• [The exercise] Output every entry exactly as written.

Records:
____
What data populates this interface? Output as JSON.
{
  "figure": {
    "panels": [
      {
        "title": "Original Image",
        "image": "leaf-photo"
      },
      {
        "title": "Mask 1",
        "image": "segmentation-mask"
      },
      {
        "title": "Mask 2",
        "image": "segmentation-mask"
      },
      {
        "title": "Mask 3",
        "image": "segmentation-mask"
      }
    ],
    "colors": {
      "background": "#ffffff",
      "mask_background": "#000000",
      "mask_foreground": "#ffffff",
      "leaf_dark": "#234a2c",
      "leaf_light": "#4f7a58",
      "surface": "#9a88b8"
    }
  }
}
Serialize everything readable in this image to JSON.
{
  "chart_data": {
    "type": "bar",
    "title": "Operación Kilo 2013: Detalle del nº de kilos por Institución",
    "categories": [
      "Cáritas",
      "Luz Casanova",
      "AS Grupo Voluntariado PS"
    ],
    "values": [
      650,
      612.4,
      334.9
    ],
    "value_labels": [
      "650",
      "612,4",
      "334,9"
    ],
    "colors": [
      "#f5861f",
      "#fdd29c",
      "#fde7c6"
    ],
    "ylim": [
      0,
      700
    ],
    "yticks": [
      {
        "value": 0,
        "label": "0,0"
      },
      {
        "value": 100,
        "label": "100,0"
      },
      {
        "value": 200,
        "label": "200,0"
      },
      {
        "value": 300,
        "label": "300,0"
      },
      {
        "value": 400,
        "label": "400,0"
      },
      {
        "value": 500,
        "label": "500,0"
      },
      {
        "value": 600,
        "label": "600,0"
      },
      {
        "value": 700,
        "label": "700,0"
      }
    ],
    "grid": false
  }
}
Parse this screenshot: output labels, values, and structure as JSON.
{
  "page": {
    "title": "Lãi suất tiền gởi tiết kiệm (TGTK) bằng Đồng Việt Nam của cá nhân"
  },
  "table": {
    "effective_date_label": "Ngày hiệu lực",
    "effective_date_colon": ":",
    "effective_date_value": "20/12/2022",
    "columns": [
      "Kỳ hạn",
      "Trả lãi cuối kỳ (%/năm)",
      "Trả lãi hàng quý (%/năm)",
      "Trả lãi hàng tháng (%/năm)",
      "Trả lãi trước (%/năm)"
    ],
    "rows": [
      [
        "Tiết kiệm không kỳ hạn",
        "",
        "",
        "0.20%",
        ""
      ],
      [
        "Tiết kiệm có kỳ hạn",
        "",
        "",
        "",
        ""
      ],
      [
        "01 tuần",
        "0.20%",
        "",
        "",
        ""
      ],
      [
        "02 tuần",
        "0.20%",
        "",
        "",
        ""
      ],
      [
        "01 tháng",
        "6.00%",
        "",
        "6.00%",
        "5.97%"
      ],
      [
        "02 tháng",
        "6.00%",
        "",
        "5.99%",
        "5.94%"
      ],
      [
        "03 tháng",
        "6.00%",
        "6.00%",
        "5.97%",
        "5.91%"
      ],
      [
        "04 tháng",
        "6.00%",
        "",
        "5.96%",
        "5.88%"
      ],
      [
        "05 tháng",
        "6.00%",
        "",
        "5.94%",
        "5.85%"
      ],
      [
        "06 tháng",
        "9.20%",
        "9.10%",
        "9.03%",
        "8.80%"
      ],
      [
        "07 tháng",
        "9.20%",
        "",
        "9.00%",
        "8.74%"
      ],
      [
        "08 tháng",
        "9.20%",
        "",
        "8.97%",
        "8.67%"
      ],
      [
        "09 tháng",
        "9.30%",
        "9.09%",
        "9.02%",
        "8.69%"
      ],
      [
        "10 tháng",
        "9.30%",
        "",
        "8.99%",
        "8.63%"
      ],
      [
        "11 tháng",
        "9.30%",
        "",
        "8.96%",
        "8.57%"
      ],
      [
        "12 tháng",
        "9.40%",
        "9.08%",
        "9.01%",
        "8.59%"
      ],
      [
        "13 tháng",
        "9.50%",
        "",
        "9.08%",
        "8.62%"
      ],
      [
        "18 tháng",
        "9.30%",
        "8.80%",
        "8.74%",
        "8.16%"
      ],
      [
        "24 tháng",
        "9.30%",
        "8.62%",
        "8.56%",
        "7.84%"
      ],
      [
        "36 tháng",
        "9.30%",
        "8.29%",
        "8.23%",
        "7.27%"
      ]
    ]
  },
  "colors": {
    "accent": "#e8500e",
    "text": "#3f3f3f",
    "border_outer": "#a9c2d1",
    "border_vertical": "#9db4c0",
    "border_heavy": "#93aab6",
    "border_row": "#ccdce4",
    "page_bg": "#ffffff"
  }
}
____
• [Task output]
What data populates this interface? Output as JSON.
{
  "figure": {
    "panels": [
      {
        "title": "Original Image",
        "image": "leaf-photo"
      },
      {
        "title": "Mask 1",
        "image": "segmentation-mask"
      },
      {
        "title": "Mask 2",
        "image": "segmentation-mask"
      },
      {
        "title": "Mask 3",
        "image": "segmentation-mask"
      }
    ],
    "colors": {
      "background": "#ffffff",
      "mask_background": "#000000",
      "mask_foreground": "#ffffff",
      "leaf_dark": "#234a2c",
      "leaf_light": "#4f7a58",
      "surface": "#9a88b8"
    }
  }
}
Serialize everything readable in this image to JSON.
{
  "chart_data": {
    "type": "bar",
    "title": "Operación Kilo 2013: Detalle del nº de kilos por Institución",
    "categories": [
      "Cáritas",
      "Luz Casanova",
      "AS Grupo Voluntariado PS"
    ],
    "values": [
      650,
      612.4,
      334.9
    ],
    "value_labels": [
      "650",
      "612,4",
      "334,9"
    ],
    "colors": [
      "#f5861f",
      "#fdd29c",
      "#fde7c6"
    ],
    "ylim": [
      0,
      700
    ],
    "yticks": [
      {
        "value": 0,
        "label": "0,0"
      },
      {
        "value": 100,
        "label": "100,0"
      },
      {
        "value": 200,
        "label": "200,0"
      },
      {
        "value": 300,
        "label": "300,0"
      },
      {
        "value": 400,
        "label": "400,0"
      },
      {
        "value": 500,
        "label": "500,0"
      },
      {
        "value": 600,
        "label": "600,0"
      },
      {
        "value": 700,
        "label": "700,0"
      }
    ],
    "grid": false
  }
}
Parse this screenshot: output labels, values, and structure as JSON.
{
  "page": {
    "title": "Lãi suất tiền gởi tiết kiệm (TGTK) bằng Đồng Việt Nam của cá nhân"
  },
  "table": {
    "effective_date_label": "Ngày hiệu lực",
    "effective_date_colon": ":",
    "effective_date_value": "20/12/2022",
    "columns": [
      "Kỳ hạn",
      "Trả lãi cuối kỳ (%/năm)",
      "Trả lãi hàng quý (%/năm)",
      "Trả lãi hàng tháng (%/năm)",
      "Trả lãi trước (%/năm)"
    ],
    "rows": [
      [
        "Tiết kiệm không kỳ hạn",
        "",
        "",
        "0.20%",
        ""
      ],
      [
        "Tiết kiệm có kỳ hạn",
        "",
        "",
        "",
        ""
      ],
      [
        "01 tuần",
        "0.20%",
        "",
        "",
        ""
      ],
      [
        "02 tuần",
        "0.20%",
        "",
        "",
        ""
      ],
      [
        "01 tháng",
        "6.00%",
        "",
        "6.00%",
        "5.97%"
      ],
      [
        "02 tháng",
        "6.00%",
        "",
        "5.99%",
        "5.94%"
      ],
      [
        "03 tháng",
        "6.00%",
        "6.00%",
        "5.97%",
        "5.91%"
      ],
      [
        "04 tháng",
        "6.00%",
        "",
        "5.96%",
        "5.88%"
      ],
      [
        "05 tháng",
        "6.00%",
        "",
        "5.94%",
        "5.85%"
      ],
      [
        "06 tháng",
        "9.20%",
        "9.10%",
        "9.03%",
        "8.80%"
      ],
      [
        "07 tháng",
        "9.20%",
        "",
        "9.00%",
        "8.74%"
      ],
      [
        "08 tháng",
        "9.20%",
        "",
        "8.97%",
        "8.67%"
      ],
      [
        "09 tháng",
        "9.30%",
        "9.09%",
        "9.02%",
        "8.69%"
      ],
      [
        "10 tháng",
        "9.30%",
        "",
        "8.99%",
        "8.63%"
      ],
      [
        "11 tháng",
        "9.30%",
        "",
        "8.96%",
        "8.57%"
      ],
      [
        "12 tháng",
        "9.40%",
        "9.08%",
        "9.01%",
        "8.59%"
      ],
      [
        "13 tháng",
        "9.50%",
        "",
        "9.08%",
        "8.62%"
      ],
      [
        "18 tháng",
        "9.30%",
        "8.80%",
        "8.74%",
        "8.16%"
      ],
      [
        "24 tháng",
        "9.30%",
        "8.62%",
        "8.56%",
        "7.84%"
      ],
      [
        "36 tháng",
        "9.30%",
        "8.29%",
        "8.23%",
        "7.27%"
      ]
    ]
  },
  "colors": {
    "accent": "#e8500e",
    "text": "#3f3f3f",
    "border_outer": "#a9c2d1",
    "border_vertical": "#9db4c0",
    "border_heavy": "#93aab6",
    "border_row": "#ccdce4",
    "page_bg": "#ffffff"
  }
}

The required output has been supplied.